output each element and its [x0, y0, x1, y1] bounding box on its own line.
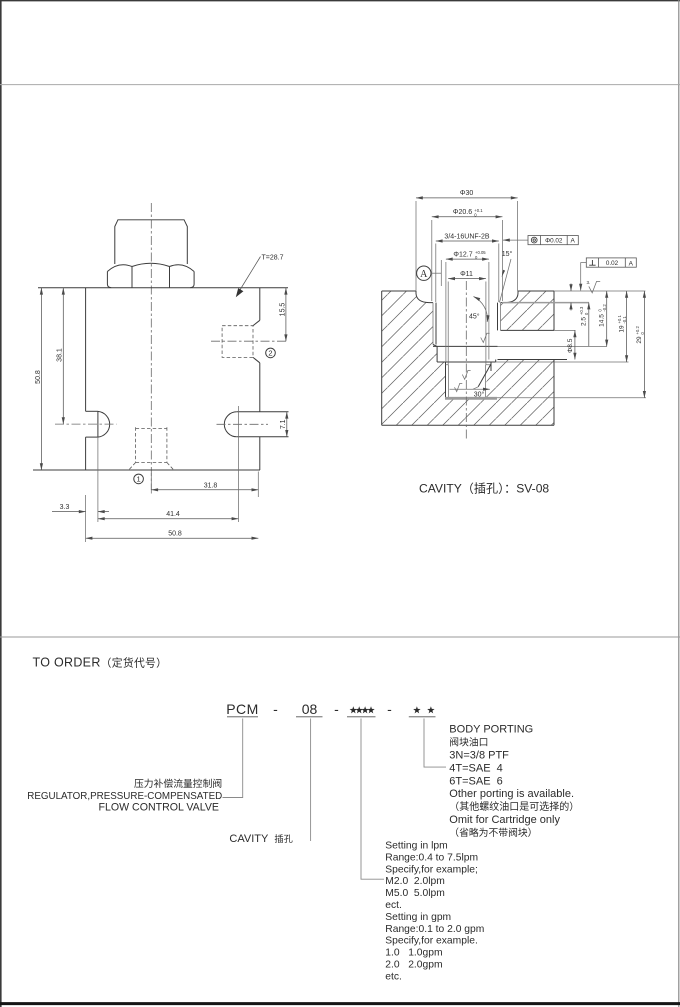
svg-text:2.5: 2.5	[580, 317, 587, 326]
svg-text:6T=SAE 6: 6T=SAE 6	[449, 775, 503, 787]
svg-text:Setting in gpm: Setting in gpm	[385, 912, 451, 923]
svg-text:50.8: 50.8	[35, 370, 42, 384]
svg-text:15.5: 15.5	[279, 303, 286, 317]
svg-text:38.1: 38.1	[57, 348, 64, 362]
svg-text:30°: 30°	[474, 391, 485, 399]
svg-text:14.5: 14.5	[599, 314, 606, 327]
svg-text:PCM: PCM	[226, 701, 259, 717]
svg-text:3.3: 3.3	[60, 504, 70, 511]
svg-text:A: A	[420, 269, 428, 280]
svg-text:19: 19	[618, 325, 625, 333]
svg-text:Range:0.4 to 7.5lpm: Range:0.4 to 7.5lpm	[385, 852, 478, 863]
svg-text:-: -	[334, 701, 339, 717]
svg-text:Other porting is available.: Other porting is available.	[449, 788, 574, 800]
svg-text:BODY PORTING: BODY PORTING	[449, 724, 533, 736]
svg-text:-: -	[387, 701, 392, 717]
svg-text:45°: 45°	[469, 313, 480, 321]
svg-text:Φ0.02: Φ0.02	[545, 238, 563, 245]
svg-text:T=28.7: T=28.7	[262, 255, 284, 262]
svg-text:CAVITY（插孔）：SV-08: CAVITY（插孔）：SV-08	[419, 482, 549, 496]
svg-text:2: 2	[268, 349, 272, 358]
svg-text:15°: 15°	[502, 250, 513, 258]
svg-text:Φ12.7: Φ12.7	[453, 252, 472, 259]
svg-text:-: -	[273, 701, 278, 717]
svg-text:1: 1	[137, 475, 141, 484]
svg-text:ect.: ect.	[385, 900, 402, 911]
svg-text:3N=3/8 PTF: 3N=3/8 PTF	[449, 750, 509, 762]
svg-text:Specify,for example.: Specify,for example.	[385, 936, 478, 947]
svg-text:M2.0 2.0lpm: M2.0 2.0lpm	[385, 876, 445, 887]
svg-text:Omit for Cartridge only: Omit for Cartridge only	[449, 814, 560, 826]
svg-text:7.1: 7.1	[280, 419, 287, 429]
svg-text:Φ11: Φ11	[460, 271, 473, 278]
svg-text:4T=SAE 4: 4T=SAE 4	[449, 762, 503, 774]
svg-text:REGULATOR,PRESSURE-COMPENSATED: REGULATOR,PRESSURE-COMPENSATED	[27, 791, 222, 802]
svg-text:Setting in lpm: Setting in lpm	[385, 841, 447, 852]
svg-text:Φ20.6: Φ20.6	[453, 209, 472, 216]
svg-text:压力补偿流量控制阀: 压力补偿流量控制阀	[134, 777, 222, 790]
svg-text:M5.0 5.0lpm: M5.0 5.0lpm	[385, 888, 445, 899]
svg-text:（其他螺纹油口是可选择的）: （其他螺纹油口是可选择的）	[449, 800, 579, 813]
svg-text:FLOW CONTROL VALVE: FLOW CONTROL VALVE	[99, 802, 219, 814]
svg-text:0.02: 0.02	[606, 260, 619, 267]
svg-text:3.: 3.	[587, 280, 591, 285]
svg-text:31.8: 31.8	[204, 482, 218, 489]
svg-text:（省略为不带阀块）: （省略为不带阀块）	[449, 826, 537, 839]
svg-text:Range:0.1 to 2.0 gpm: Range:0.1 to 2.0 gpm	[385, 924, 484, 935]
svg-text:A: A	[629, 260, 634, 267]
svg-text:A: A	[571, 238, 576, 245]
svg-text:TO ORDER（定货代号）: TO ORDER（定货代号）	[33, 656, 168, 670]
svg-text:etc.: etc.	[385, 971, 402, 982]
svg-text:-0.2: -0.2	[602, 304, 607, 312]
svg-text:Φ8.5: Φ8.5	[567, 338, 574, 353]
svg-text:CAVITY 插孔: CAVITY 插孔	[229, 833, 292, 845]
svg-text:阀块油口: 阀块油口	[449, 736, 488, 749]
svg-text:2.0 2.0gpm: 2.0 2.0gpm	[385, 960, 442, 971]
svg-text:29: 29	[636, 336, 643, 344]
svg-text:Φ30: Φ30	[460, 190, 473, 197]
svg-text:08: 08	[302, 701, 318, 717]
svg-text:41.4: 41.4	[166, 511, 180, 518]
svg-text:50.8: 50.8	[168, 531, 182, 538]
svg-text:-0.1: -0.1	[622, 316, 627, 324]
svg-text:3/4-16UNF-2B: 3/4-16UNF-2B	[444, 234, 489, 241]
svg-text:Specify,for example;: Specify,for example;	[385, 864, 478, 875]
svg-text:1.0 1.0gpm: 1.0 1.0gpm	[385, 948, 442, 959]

* [EXERCISE DIRECTIONS]
Copy out every line of the entries above without any changes, but omit the picture placeholders.

* [TASK OUTPUT]
output each element and its [x0, y0, x1, y1] bounding box on its own line.
svg-text:2.5: 2.5	[580, 317, 587, 326]
svg-text:6T=SAE 6: 6T=SAE 6	[449, 775, 503, 787]
svg-text:Setting in gpm: Setting in gpm	[385, 912, 451, 923]
svg-text:50.8: 50.8	[35, 370, 42, 384]
svg-text:15.5: 15.5	[279, 303, 286, 317]
svg-text:38.1: 38.1	[57, 348, 64, 362]
svg-text:30°: 30°	[474, 391, 485, 399]
svg-text:14.5: 14.5	[599, 314, 606, 327]
svg-text:PCM: PCM	[226, 701, 259, 717]
svg-text:3.3: 3.3	[60, 504, 70, 511]
svg-text:A: A	[420, 269, 428, 280]
svg-text:19: 19	[618, 325, 625, 333]
svg-text:Range:0.4 to 7.5lpm: Range:0.4 to 7.5lpm	[385, 852, 478, 863]
svg-text:-: -	[334, 701, 339, 717]
svg-text:Other porting is available.: Other porting is available.	[449, 788, 574, 800]
svg-text:BODY PORTING: BODY PORTING	[449, 724, 533, 736]
svg-text:-: -	[387, 701, 392, 717]
svg-text:45°: 45°	[469, 313, 480, 321]
svg-text:Φ0.02: Φ0.02	[545, 238, 563, 245]
svg-text:T=28.7: T=28.7	[262, 255, 284, 262]
svg-text:CAVITY（插孔）：SV-08: CAVITY（插孔）：SV-08	[419, 482, 549, 496]
svg-text:2: 2	[268, 349, 272, 358]
svg-text:15°: 15°	[502, 250, 513, 258]
svg-text:Φ12.7: Φ12.7	[453, 252, 472, 259]
svg-text:-: -	[273, 701, 278, 717]
svg-text:1: 1	[137, 475, 141, 484]
svg-text:ect.: ect.	[385, 900, 402, 911]
svg-text:3N=3/8 PTF: 3N=3/8 PTF	[449, 750, 509, 762]
svg-text:Specify,for example.: Specify,for example.	[385, 936, 478, 947]
svg-text:M2.0 2.0lpm: M2.0 2.0lpm	[385, 876, 445, 887]
svg-text:Omit for Cartridge only: Omit for Cartridge only	[449, 814, 560, 826]
svg-text:7.1: 7.1	[280, 419, 287, 429]
svg-text:Φ11: Φ11	[460, 271, 473, 278]
svg-text:4T=SAE 4: 4T=SAE 4	[449, 762, 503, 774]
svg-text:REGULATOR,PRESSURE-COMPENSATED: REGULATOR,PRESSURE-COMPENSATED	[27, 791, 222, 802]
svg-text:Setting in lpm: Setting in lpm	[385, 841, 447, 852]
svg-text:Φ20.6: Φ20.6	[453, 209, 472, 216]
svg-text:压力补偿流量控制阀: 压力补偿流量控制阀	[134, 777, 222, 790]
svg-text:M5.0 5.0lpm: M5.0 5.0lpm	[385, 888, 445, 899]
svg-text:（其他螺纹油口是可选择的）: （其他螺纹油口是可选择的）	[449, 800, 579, 813]
svg-text:FLOW CONTROL VALVE: FLOW CONTROL VALVE	[99, 802, 219, 814]
svg-text:0.02: 0.02	[606, 260, 619, 267]
svg-text:3.: 3.	[587, 280, 591, 285]
svg-text:31.8: 31.8	[204, 482, 218, 489]
svg-text:（省略为不带阀块）: （省略为不带阀块）	[449, 826, 537, 839]
svg-text:Range:0.1 to 2.0 gpm: Range:0.1 to 2.0 gpm	[385, 924, 484, 935]
svg-text:A: A	[629, 260, 634, 267]
svg-text:A: A	[571, 238, 576, 245]
svg-text:TO ORDER（定货代号）: TO ORDER（定货代号）	[33, 656, 168, 670]
svg-text:etc.: etc.	[385, 971, 402, 982]
svg-text:-0.2: -0.2	[602, 304, 607, 312]
svg-text:Φ8.5: Φ8.5	[567, 338, 574, 353]
svg-text:CAVITY 插孔: CAVITY 插孔	[229, 833, 292, 845]
svg-text:阀块油口: 阀块油口	[449, 736, 488, 749]
svg-text:2.0 2.0gpm: 2.0 2.0gpm	[385, 960, 442, 971]
svg-text:29: 29	[636, 336, 643, 344]
svg-text:Φ30: Φ30	[460, 190, 473, 197]
svg-text:08: 08	[302, 701, 318, 717]
svg-text:41.4: 41.4	[166, 511, 180, 518]
svg-text:50.8: 50.8	[168, 531, 182, 538]
svg-text:-0.1: -0.1	[622, 316, 627, 324]
svg-text:3/4-16UNF-2B: 3/4-16UNF-2B	[444, 234, 489, 241]
svg-text:Specify,for example;: Specify,for example;	[385, 864, 478, 875]
svg-text:1.0 1.0gpm: 1.0 1.0gpm	[385, 948, 442, 959]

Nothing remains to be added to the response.